►
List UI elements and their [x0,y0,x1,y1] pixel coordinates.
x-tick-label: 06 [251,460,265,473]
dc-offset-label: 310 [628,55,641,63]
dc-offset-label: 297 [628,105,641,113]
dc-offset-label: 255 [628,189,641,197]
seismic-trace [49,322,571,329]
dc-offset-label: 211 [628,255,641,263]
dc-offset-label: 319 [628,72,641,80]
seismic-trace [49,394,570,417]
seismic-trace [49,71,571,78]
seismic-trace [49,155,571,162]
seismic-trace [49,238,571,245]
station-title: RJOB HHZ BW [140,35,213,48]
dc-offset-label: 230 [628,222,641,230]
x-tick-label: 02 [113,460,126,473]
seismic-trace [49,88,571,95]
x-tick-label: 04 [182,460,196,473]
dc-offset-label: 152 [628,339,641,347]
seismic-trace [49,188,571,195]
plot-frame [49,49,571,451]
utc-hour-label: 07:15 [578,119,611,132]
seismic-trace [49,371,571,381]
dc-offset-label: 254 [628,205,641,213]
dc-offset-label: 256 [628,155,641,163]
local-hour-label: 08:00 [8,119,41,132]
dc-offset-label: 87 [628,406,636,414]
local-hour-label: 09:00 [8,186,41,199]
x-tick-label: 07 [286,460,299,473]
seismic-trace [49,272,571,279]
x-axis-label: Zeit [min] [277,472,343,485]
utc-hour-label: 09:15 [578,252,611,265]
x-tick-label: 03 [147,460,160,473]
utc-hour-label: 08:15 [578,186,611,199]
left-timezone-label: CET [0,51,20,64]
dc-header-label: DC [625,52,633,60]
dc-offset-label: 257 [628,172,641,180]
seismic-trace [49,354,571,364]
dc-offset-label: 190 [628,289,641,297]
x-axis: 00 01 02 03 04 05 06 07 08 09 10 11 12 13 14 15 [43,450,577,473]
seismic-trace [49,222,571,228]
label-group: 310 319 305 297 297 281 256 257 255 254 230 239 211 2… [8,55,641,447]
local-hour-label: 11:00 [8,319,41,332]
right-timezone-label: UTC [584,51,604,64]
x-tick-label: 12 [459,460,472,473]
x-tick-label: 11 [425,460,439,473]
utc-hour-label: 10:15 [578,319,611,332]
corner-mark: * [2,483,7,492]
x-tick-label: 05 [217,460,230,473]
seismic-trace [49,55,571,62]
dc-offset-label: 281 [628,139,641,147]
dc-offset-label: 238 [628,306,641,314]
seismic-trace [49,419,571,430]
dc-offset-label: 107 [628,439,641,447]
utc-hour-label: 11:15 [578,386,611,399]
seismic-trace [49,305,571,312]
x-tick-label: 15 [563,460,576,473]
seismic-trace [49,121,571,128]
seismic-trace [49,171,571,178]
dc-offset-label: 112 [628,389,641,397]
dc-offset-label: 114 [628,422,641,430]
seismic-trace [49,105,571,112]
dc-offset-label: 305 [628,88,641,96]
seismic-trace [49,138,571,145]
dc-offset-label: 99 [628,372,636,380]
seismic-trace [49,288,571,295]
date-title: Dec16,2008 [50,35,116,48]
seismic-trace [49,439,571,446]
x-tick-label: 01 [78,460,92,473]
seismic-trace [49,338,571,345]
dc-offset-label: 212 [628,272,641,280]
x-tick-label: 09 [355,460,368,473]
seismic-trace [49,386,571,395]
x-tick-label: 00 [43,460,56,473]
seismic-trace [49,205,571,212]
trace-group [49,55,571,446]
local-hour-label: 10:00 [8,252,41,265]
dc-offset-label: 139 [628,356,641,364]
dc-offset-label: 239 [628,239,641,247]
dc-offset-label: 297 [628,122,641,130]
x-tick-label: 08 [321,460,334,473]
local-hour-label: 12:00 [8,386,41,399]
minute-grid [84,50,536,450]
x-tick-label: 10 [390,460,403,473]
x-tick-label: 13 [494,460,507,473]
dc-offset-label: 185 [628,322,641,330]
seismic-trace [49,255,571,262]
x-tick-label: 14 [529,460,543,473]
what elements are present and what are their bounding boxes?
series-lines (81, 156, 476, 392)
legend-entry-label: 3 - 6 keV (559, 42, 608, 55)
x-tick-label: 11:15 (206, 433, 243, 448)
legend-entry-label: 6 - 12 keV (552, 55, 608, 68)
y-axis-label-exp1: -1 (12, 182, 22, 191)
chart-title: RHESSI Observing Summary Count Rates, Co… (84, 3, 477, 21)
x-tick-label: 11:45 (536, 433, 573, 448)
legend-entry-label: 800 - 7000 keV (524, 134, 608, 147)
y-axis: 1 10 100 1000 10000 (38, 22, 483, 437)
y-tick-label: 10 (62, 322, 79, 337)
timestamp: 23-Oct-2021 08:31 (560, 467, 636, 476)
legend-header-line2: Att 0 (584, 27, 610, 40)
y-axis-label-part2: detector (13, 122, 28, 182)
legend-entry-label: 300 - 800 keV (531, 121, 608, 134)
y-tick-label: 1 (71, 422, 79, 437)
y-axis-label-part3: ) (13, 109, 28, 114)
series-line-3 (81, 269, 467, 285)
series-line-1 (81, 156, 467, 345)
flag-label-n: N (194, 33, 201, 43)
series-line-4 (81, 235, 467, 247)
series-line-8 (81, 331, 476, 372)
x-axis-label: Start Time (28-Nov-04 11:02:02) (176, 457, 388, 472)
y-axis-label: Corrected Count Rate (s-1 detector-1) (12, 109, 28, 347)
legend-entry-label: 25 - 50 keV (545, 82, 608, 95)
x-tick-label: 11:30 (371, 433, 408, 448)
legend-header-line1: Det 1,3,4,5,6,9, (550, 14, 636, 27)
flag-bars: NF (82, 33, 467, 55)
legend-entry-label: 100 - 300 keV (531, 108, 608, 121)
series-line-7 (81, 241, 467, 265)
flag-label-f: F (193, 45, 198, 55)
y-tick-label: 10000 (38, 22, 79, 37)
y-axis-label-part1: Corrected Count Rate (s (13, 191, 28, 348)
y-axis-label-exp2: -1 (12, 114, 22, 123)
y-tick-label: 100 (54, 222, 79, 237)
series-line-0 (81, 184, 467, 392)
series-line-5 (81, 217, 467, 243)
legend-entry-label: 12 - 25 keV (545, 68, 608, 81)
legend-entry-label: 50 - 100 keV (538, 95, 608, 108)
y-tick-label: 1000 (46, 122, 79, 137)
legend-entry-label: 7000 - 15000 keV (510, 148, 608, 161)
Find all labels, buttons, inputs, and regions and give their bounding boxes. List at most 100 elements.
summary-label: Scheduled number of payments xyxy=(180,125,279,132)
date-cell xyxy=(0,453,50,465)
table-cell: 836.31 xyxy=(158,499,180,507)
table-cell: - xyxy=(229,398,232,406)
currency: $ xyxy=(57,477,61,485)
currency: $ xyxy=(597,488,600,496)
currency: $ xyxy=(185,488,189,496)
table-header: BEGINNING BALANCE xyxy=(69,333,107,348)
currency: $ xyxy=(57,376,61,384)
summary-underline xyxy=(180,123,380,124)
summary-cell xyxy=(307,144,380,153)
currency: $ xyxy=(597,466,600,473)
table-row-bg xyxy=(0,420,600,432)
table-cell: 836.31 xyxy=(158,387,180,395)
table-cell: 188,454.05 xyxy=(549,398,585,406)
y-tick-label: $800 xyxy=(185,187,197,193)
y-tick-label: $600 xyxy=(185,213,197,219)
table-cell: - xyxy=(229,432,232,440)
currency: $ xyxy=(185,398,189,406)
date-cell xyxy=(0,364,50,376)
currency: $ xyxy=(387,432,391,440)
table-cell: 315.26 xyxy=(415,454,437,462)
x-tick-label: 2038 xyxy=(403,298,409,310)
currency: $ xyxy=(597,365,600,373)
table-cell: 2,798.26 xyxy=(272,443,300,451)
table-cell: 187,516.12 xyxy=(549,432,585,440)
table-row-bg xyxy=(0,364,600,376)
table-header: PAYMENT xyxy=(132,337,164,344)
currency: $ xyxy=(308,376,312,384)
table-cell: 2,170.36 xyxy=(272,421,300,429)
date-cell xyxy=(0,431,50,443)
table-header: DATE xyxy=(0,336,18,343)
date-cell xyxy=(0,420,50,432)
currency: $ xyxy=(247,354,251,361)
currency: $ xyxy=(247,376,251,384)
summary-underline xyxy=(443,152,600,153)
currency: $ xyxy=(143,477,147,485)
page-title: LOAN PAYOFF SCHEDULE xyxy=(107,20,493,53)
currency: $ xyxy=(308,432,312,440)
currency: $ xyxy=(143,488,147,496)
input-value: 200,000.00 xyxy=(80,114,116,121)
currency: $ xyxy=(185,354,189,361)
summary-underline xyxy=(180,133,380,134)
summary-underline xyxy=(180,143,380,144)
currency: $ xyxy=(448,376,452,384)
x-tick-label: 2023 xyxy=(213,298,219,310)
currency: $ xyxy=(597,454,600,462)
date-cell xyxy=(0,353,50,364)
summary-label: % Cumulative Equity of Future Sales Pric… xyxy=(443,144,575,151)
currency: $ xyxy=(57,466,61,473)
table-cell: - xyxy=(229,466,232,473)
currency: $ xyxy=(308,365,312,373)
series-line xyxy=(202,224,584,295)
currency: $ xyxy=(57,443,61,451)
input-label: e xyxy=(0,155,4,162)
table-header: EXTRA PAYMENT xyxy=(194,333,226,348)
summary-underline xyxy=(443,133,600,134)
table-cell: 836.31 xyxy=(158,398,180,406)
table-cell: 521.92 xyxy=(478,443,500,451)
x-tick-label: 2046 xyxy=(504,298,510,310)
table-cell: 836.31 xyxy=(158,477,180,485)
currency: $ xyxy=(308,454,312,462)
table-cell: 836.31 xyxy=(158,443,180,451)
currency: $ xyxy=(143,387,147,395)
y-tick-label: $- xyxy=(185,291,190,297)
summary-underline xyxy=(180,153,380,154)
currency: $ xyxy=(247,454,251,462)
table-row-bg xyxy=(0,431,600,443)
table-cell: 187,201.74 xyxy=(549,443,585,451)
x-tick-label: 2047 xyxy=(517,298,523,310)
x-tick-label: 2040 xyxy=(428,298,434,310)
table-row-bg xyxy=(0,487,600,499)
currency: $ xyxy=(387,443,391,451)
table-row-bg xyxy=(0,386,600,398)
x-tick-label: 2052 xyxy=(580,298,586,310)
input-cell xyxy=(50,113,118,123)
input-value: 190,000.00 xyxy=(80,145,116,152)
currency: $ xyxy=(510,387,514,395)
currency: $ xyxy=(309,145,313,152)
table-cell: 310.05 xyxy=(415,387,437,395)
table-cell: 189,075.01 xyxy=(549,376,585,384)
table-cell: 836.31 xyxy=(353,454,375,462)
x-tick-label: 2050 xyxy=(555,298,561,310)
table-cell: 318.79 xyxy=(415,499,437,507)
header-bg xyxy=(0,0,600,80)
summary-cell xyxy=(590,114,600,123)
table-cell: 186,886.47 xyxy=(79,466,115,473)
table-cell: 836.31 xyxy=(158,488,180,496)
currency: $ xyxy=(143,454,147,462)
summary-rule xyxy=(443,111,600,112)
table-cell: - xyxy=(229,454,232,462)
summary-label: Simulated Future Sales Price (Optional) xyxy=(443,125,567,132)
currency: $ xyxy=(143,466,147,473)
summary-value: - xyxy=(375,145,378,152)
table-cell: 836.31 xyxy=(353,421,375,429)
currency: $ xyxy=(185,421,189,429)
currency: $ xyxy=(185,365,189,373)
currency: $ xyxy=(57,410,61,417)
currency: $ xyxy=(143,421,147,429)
◄
Convert the data, from its first line through the line with "x-tick-label: 15 [563,460,576,473]", into a Markdown table with columns named Index and Entry. Put each line's number under Index and the line under Entry, and skip blank lines.

• Expected output
| Index | Entry |
|---|---|
| 1 | List UI elements and their [x0,y0,x1,y1] pixel coordinates. |
| 2 | x-tick-label: 06 [251,460,265,473] |
| 3 | dc-offset-label: 310 [628,55,641,63] |
| 4 | dc-offset-label: 297 [628,105,641,113] |
| 5 | dc-offset-label: 255 [628,189,641,197] |
| 6 | seismic-trace [49,322,571,329] |
| 7 | dc-offset-label: 211 [628,255,641,263] |
| 8 | dc-offset-label: 319 [628,72,641,80] |
| 9 | seismic-trace [49,394,570,417] |
| 10 | seismic-trace [49,71,571,78] |
| 11 | seismic-trace [49,155,571,162] |
| 12 | seismic-trace [49,238,571,245] |
| 13 | station-title: RJOB HHZ BW [140,35,213,48] |
| 14 | dc-offset-label: 230 [628,222,641,230] |
| 15 | x-tick-label: 02 [113,460,126,473] |
| 16 | seismic-trace [49,88,571,95] |
| 17 | x-tick-label: 04 [182,460,196,473] |
| 18 | dc-offset-label: 152 [628,339,641,347] |
| 19 | seismic-trace [49,188,571,195] |
| 20 | plot-frame [49,49,571,451] |
| 21 | utc-hour-label: 07:15 [578,119,611,132] |
| 22 | seismic-trace [49,371,571,381] |
| 23 | dc-offset-label: 254 [628,205,641,213] |
| 24 | dc-offset-label: 256 [628,155,641,163] |
| 25 | local-hour-label: 08:00 [8,119,41,132] |
| 26 | dc-offset-label: 87 [628,406,636,414] |
| 27 | local-hour-label: 09:00 [8,186,41,199] |
| 28 | x-tick-label: 07 [286,460,299,473] |
| 29 | seismic-trace [49,272,571,279] |
| 30 | x-axis-label: Zeit [min] [277,472,343,485] |
| 31 | utc-hour-label: 09:15 [578,252,611,265] |
| 32 | x-tick-label: 03 [147,460,160,473] |
| 33 | utc-hour-label: 08:15 [578,186,611,199] |
| 34 | left-timezone-label: CET [0,51,20,64] |
| 35 | dc-header-label: DC [625,52,633,60] |
| 36 | dc-offset-label: 257 [628,172,641,180] |
| 37 | seismic-trace [49,354,571,364] |
| 38 | dc-offset-label: 190 [628,289,641,297] |
| 39 | x-axis: 00 01 02 03 04 05 06 07 08 09 10 11 12 13 14 15 [43,450,577,473] |
| 40 | seismic-trace [49,222,571,228] |
| 41 | label-group: 310 319 305 297 297 281 256 257 255 254 230 239 211 2… [8,55,641,447] |
| 42 | local-hour-label: 11:00 [8,319,41,332] |
| 43 | right-timezone-label: UTC [584,51,604,64] |
| 44 | x-tick-label: 12 [459,460,472,473] |
| 45 | x-tick-label: 11 [425,460,439,473] |
| 46 | utc-hour-label: 10:15 [578,319,611,332] |
| 47 | corner-mark: * [2,483,7,492] |
| 48 | x-tick-label: 05 [217,460,230,473] |
| 49 | seismic-trace [49,55,571,62] |
| 50 | dc-offset-label: 281 [628,139,641,147] |
| 51 | dc-offset-label: 238 [628,306,641,314] |
| 52 | seismic-trace [49,419,571,430] |
| 53 | dc-offset-label: 107 [628,439,641,447] |
| 54 | utc-hour-label: 11:15 [578,386,611,399] |
| 55 | seismic-trace [49,305,571,312] |
| 56 | x-tick-label: 15 [563,460,576,473] |